Quoted passage
>>>>>
Vanuatu
- Association: Vanuatu Cricket Association

Personnel
- Captain: Joshua Rasu
- Coach: Chris Laffan

International Cricket Council
- ICC status: Associate member (2009) Affiliate member (1995)
- ICC region: East Asia-Pacific
- ICC Rankings: Current / Best-ever
- T20I: 67th / 43rd (26 February 2023)

International cricket
- First international: New Hebrides v. Fiji (Suva; 30 August 1979)

T20 Internationals
- First T20I: v Papua New Guinea at Amini Park, Port Moresby; 22 March 2019
- Last T20I: v Papua New Guinea at Sano International Cricket Ground, Sano; 17 May 2026
- T20Is: Played / Won/Lost
- Total: 46 / 19/27 (0 ties, 0 no result)
- This year: 6 / 2/4 (0 ties, 0 no results)
- T20 World Cup Qualifier appearances: 1 (first in 2023)
- Best result: 3rd (2023)
| T20I kit |

= Vanuatu national cricket team =

The Vanuatu national cricket team is the men's team that represents Vanuatu in international cricket. The team is organised by the Vanuatu Cricket Association, which became an affiliate member of the International Cricket Council (ICC) in 1995 and an associate member in 2009. Vanuatu made its international debut at the 1979 Pacific Games, at which time the country was still known as the New Hebrides. The majority of the team's matches have come against other members of the ICC East Asia-Pacific region, including both at ICC regional tournaments and at the cricket events at the Pacific Games.

Vanuatu entered the World Cricket League at the 2008 Division Five tournament. The team participated in the WCL system at the 2015 Division Six event, where it placed third. Following the withdrawal of Suriname from the 2016 Division Five tournament, Vanuatu were named as their replacement. After the abolition of the WCL, Vanuatu became part of the 2019–22 ICC Cricket World Cup Challenge League.

==History==

Vanuatu competed in the Pacifica Championships on the two occasions it was held, finishing seventh in 2001 and sixth in 2002. In 2005, they hosted the East Asia/Pacific Cricket Cup, finishing third in the six team competition, therefore missing out on qualification for the 2007 World Cup.
At the East Asia – Pacific Trophy in Auckland, New Zealand, in December 2007, Vanuatu finished second, therefore qualifying through to the World Cricket League Division Five in 2008. In the highly successful 2009 calendar year, Vanuatu defeated Fiji in two One-Day Series in Port Vila as well as claiming the prestigious 2009 ICC EAP Men's Cricket Trophy (Non-World Cricket League) held in Samoa, defeating the hosts in the final.
<<<<<
Given instruction A
Reproduce the stretch of the article on the Vanuatu national cricket team from "Vanuatu entered the" through "2007 World Cup.", word for word.

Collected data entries
>>>>>
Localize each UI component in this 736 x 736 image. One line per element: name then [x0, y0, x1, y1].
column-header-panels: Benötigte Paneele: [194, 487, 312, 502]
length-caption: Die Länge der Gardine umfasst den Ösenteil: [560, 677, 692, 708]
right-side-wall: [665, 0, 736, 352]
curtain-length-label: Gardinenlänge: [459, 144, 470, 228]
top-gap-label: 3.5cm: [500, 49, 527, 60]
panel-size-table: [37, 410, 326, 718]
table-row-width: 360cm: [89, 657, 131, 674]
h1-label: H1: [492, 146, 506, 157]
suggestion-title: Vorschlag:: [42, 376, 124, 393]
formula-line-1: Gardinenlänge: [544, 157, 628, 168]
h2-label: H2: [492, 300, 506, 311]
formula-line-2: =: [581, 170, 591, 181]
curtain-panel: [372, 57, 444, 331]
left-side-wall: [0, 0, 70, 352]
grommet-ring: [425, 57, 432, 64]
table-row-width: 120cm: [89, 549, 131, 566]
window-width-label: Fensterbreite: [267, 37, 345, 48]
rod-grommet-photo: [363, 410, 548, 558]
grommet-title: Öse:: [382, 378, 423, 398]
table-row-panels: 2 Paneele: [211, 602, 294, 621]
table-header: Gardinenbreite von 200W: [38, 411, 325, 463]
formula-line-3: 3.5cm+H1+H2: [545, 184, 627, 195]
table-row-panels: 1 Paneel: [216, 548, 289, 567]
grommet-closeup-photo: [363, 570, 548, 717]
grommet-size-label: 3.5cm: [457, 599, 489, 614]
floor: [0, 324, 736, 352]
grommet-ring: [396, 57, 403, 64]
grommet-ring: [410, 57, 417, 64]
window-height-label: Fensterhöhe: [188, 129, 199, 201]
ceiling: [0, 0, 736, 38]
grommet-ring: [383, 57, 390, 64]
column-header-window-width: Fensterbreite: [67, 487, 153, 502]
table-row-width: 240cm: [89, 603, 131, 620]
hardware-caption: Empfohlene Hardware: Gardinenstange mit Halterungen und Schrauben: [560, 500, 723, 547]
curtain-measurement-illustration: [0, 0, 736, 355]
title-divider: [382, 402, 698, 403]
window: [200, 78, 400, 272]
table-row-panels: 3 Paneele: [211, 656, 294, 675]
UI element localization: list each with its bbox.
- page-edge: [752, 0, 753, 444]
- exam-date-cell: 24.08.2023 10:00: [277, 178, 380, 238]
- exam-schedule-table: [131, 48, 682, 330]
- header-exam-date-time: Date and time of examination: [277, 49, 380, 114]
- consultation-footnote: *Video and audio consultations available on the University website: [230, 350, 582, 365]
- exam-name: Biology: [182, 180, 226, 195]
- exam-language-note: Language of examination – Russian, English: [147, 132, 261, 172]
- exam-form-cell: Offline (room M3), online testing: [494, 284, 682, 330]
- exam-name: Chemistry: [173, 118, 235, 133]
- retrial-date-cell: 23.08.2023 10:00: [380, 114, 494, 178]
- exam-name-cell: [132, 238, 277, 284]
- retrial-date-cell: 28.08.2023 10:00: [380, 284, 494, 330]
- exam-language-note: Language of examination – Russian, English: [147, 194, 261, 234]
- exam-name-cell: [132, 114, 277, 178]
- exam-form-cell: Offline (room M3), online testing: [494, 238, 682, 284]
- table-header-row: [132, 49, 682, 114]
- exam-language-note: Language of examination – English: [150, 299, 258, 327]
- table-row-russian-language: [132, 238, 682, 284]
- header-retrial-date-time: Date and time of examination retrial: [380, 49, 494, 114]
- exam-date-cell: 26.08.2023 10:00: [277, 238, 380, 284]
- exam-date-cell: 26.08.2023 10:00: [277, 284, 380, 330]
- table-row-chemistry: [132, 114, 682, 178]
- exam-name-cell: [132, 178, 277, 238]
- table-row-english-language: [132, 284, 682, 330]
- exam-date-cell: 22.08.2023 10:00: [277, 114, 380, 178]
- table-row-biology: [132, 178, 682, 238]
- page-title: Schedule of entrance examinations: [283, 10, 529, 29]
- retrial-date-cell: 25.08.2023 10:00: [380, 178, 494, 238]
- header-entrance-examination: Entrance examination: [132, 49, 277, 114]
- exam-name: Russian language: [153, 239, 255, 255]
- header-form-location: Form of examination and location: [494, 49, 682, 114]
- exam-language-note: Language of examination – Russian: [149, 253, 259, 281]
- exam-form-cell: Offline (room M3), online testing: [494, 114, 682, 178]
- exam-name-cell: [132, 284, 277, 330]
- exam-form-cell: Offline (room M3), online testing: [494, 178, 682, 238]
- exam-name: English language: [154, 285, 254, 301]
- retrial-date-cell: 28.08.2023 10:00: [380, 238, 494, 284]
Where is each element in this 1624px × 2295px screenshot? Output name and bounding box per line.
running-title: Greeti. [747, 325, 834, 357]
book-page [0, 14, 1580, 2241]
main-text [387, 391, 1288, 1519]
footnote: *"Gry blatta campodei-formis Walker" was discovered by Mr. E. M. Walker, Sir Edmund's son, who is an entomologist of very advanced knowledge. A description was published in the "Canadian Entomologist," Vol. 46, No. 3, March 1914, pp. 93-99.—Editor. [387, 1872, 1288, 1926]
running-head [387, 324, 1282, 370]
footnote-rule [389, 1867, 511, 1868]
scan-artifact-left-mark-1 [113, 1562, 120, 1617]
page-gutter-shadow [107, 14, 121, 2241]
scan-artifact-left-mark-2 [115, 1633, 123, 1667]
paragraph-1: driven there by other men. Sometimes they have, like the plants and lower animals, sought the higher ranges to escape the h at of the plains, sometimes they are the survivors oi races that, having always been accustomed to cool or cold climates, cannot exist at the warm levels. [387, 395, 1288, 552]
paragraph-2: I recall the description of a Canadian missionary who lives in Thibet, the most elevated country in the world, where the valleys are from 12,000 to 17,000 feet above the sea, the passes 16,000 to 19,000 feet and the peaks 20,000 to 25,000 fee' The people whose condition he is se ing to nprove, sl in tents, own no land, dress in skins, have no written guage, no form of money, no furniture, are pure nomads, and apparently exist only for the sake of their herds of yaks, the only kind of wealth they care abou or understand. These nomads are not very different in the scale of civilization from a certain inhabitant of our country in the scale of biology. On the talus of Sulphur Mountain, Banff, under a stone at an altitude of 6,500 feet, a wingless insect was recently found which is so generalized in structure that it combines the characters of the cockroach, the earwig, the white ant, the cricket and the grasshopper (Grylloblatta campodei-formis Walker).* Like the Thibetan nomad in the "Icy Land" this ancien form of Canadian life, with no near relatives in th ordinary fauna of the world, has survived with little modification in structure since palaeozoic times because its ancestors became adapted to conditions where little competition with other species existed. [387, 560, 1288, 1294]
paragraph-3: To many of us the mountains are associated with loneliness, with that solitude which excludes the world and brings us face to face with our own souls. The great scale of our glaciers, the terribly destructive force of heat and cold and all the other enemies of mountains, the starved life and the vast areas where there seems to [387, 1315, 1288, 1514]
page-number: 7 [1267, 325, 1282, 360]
<<<<<
Given instruction B
Return every line of the records that contains the string "artifact".

Written reply A
Vanuatu entered the World Cricket League at the 2008 Division Five tournament. The team participated in the WCL system at the 2015 Division Six event, where it placed third. Following the withdrawal of Suriname from the 2016 Division Five tournament, Vanuatu were named as their replacement. After the abolition of the WCL, Vanuatu became part of the 2019–22 ICC Cricket World Cup Challenge League.

==History==

Vanuatu competed in the Pacifica Championships on the two occasions it was held, finishing seventh in 2001 and sixth in 2002. In 2005, they hosted the East Asia/Pacific Cricket Cup, finishing third in the six team competition, therefore missing out on qualification for the 2007 World Cup.

Written reply B
scan-artifact-left-mark-1 [113, 1562, 120, 1617]
scan-artifact-left-mark-2 [115, 1633, 123, 1667]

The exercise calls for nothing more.